What you are asked to do:
Find each line with the word "вещества" and say how many there are, nothing else.

(Records)
:::::
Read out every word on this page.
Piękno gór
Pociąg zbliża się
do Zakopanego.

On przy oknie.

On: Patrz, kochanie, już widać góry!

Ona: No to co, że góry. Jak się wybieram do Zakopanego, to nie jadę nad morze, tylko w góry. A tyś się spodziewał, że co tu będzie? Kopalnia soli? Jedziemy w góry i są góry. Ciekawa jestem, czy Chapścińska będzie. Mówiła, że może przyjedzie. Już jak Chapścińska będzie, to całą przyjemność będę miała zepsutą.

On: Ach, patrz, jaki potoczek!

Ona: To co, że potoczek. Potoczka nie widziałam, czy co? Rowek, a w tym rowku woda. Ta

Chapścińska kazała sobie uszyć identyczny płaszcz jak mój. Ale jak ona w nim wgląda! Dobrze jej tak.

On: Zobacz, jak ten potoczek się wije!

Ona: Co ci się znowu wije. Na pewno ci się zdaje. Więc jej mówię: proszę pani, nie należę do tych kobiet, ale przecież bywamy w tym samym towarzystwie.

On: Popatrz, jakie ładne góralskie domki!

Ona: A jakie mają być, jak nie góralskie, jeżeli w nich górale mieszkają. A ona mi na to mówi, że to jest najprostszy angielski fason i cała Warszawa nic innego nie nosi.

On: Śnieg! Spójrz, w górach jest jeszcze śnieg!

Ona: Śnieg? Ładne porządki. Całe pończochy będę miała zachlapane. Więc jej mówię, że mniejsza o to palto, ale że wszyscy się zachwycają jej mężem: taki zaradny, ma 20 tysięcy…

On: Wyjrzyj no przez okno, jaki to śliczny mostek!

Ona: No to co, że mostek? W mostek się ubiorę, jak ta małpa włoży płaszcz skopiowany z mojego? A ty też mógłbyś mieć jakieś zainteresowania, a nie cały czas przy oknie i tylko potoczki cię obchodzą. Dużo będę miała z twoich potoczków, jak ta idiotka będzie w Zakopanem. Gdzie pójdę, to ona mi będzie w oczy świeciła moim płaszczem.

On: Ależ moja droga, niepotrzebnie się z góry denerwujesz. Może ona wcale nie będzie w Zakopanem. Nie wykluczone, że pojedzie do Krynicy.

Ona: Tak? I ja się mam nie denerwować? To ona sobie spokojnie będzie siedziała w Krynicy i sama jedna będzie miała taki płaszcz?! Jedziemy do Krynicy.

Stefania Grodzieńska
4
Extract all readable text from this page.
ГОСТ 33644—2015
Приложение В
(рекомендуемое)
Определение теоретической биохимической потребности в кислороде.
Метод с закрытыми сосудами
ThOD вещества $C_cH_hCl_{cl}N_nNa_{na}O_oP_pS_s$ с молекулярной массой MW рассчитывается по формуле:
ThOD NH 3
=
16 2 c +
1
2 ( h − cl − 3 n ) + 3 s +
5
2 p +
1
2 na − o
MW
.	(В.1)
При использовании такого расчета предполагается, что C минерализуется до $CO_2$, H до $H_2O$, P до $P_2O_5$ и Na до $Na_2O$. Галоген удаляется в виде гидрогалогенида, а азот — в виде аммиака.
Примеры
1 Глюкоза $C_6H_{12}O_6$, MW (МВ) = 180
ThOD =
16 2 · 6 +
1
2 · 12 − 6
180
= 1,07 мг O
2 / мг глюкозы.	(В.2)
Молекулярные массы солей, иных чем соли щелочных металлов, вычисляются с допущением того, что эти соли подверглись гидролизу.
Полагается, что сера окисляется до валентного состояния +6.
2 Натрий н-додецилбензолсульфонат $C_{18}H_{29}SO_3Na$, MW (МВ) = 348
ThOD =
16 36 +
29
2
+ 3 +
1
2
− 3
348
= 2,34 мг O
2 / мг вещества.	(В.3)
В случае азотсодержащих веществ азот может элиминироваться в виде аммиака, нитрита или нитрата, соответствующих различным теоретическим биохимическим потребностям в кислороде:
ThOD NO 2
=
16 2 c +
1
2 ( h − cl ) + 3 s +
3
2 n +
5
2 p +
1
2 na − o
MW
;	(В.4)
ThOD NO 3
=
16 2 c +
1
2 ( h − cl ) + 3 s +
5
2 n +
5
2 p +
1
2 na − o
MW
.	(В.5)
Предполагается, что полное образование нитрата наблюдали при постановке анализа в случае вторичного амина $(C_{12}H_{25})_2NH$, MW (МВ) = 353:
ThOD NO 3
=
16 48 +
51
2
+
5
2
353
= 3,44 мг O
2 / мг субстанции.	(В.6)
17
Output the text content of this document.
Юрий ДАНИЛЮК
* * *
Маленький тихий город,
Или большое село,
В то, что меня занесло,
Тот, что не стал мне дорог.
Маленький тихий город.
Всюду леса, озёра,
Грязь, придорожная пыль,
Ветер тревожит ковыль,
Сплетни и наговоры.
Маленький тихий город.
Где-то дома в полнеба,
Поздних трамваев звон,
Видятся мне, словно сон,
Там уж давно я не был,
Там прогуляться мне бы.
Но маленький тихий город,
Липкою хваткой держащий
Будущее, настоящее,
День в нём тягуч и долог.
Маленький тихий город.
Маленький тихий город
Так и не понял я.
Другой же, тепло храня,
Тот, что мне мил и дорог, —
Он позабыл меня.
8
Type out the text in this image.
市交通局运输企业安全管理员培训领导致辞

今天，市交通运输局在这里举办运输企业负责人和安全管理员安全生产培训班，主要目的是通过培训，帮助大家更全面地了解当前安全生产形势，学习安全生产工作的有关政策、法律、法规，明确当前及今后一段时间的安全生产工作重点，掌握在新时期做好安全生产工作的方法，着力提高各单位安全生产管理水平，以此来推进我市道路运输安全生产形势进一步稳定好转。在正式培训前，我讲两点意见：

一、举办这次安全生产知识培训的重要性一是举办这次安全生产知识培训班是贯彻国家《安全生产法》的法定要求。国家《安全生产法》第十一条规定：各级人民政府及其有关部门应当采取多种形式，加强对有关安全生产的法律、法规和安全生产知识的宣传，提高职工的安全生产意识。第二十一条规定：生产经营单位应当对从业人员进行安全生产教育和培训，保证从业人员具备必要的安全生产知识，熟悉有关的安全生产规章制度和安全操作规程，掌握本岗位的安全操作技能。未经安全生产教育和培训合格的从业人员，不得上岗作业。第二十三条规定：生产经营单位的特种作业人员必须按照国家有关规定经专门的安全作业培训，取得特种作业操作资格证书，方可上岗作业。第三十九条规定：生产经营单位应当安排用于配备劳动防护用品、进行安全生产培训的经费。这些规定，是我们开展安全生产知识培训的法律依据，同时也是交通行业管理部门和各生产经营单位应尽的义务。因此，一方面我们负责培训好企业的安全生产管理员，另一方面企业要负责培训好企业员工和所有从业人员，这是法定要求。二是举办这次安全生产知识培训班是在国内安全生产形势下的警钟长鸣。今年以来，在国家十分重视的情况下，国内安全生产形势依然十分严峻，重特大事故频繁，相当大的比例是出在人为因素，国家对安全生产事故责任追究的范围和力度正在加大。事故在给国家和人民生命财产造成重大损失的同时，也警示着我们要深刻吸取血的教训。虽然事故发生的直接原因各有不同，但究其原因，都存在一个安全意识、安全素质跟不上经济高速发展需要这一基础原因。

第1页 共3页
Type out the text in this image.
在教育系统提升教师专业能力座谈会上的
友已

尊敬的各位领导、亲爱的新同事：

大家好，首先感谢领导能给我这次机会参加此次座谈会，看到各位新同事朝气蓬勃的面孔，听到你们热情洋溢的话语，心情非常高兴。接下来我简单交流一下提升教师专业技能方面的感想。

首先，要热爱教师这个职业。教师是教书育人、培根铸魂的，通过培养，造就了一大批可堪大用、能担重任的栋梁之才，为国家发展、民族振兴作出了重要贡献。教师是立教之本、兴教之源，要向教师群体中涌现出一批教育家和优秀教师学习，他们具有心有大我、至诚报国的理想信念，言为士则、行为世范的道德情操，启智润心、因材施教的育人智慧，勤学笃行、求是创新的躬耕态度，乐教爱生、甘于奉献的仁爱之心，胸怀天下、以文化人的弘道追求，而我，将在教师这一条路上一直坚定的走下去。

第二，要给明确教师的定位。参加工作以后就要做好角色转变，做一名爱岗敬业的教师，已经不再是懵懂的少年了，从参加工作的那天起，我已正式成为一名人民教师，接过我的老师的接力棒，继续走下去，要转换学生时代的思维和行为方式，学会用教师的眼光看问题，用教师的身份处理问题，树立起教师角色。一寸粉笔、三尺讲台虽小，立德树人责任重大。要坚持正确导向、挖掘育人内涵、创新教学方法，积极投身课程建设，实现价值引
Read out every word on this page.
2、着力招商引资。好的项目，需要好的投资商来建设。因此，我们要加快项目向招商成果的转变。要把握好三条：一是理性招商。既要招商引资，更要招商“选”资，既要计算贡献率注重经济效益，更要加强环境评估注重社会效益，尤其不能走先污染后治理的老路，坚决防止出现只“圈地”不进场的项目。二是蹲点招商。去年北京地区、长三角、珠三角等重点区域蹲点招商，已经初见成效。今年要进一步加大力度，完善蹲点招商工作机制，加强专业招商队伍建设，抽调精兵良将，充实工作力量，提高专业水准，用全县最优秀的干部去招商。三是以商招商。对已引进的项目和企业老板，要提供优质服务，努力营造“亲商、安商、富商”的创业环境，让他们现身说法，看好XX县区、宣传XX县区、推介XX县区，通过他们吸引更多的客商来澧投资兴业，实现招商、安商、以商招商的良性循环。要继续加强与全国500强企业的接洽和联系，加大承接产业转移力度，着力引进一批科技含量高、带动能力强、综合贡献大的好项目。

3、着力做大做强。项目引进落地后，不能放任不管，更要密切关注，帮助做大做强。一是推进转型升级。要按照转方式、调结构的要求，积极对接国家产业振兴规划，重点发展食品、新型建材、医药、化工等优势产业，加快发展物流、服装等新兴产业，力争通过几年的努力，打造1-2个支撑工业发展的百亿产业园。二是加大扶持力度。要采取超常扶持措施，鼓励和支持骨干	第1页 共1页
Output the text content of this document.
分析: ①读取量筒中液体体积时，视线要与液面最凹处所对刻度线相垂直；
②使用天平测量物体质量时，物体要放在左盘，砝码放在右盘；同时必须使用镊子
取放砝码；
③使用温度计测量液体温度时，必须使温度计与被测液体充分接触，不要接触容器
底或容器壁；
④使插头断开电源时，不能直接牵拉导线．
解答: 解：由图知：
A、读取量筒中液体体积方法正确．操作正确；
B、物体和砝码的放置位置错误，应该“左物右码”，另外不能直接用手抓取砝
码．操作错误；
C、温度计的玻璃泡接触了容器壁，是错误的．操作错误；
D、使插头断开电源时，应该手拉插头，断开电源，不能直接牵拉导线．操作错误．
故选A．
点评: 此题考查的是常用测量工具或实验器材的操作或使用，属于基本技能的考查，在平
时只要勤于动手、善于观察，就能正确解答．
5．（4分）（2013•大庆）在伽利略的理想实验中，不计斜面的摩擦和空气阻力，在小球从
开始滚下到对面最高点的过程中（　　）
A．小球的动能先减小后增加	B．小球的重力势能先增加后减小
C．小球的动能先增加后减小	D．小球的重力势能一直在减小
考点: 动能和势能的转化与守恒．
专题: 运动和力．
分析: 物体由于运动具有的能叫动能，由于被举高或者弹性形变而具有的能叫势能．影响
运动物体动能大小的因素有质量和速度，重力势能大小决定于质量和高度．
:::::
Result of this task:
2